WHAT THE TASK ASKS. Look through the data below and return each line where "Radios" appears.

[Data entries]

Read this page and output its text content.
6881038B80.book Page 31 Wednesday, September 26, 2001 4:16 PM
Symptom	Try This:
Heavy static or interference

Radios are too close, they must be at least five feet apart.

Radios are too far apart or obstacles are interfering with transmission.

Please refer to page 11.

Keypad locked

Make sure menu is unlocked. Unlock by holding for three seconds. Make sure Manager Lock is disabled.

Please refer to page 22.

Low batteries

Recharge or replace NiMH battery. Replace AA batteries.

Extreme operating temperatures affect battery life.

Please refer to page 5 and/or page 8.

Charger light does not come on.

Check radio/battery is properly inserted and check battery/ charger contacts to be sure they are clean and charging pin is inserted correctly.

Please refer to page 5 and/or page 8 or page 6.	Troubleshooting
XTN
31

* * *

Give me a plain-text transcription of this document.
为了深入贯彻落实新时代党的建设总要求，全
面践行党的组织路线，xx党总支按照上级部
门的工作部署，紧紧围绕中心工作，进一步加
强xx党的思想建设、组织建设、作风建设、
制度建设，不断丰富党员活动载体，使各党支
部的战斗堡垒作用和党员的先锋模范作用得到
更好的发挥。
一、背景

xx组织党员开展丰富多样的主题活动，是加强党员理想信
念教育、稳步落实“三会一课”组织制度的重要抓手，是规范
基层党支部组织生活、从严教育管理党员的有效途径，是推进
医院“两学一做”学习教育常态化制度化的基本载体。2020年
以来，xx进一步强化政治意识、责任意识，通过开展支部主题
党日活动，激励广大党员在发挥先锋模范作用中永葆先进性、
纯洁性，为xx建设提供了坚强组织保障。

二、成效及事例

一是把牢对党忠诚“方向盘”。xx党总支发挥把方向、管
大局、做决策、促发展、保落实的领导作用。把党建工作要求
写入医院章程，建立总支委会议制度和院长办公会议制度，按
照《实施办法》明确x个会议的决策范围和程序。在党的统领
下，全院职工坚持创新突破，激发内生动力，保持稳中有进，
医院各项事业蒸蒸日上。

...

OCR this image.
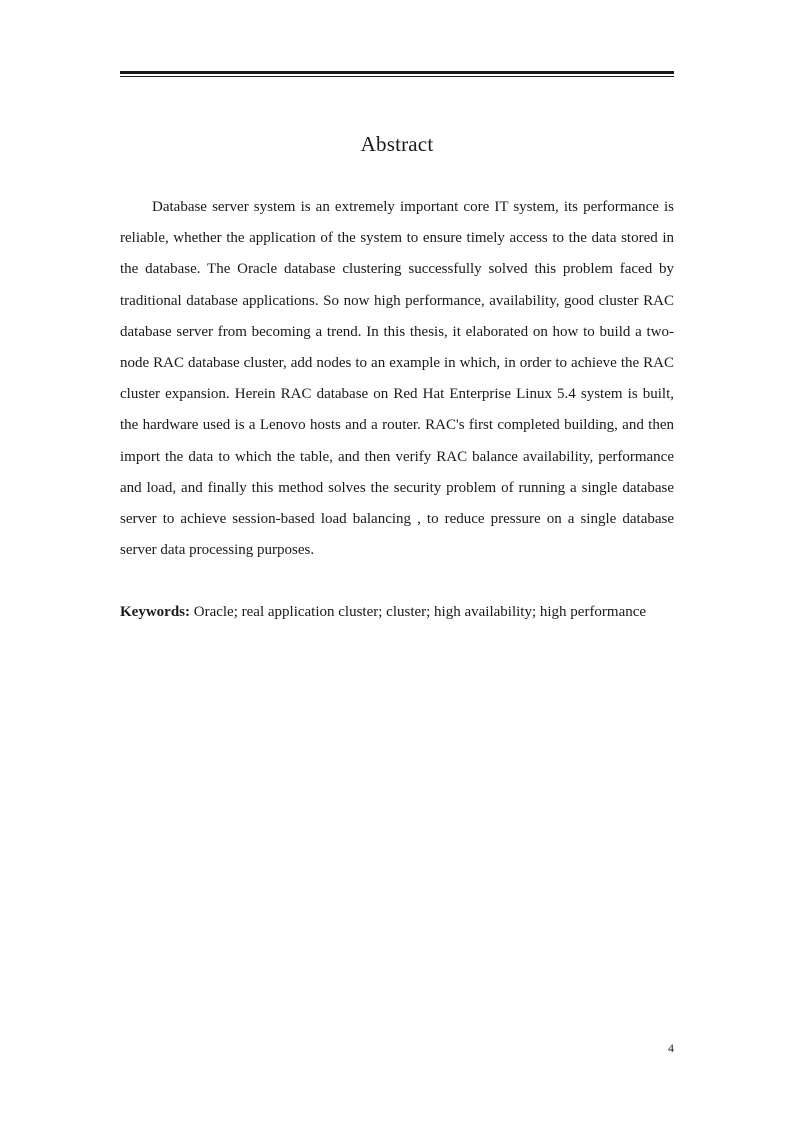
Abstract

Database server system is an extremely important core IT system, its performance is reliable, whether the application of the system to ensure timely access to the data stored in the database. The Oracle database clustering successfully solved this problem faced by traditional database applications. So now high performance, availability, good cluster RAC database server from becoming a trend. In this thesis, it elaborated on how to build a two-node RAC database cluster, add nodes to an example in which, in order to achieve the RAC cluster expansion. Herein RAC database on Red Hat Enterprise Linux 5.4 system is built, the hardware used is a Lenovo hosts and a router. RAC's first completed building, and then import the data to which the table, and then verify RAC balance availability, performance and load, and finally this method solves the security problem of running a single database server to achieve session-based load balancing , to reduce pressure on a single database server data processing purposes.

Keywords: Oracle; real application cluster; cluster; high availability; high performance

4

SOLUTION TO THIS PROBLEM.
Radios are too close, they must be at least five feet apart.
Radios are too far apart or obstacles are interfering with transmission.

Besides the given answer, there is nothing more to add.